Write each line out again exactly as written.

RAW RECORDS:
________________________________________
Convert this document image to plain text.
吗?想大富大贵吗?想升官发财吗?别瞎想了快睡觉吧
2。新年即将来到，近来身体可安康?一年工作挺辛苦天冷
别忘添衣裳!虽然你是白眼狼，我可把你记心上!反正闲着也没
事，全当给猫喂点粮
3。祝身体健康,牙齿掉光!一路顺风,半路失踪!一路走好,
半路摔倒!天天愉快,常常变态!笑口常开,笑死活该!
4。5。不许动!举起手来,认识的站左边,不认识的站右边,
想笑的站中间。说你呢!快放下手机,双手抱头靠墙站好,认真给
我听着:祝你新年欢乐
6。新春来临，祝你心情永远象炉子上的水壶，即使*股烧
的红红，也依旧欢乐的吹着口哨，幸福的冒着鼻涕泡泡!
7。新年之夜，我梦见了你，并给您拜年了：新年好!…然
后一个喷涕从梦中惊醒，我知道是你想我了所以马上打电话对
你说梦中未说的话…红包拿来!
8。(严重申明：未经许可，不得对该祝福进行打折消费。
________________________________________
ANSWER TO THE PROBLEM:
Convert this document image to plain text.
吗?想大富大贵吗?想升官发财吗?别瞎想了快睡觉吧
2。新年即将来到，近来身体可安康?一年工作挺辛苦天冷
别忘添衣裳!虽然你是白眼狼，我可把你记心上!反正闲着也没
事，全当给猫喂点粮
3。祝身体健康,牙齿掉光!一路顺风,半路失踪!一路走好,
半路摔倒!天天愉快,常常变态!笑口常开,笑死活该!
4。5。不许动!举起手来,认识的站左边,不认识的站右边,
想笑的站中间。说你呢!快放下手机,双手抱头靠墙站好,认真给
我听着:祝你新年欢乐
6。新春来临，祝你心情永远象炉子上的水壶，即使*股烧
的红红，也依旧欢乐的吹着口哨，幸福的冒着鼻涕泡泡!
7。新年之夜，我梦见了你，并给您拜年了：新年好!…然
后一个喷涕从梦中惊醒，我知道是你想我了所以马上打电话对
你说梦中未说的话…红包拿来!
8。(严重申明：未经许可，不得对该祝福进行打折消费。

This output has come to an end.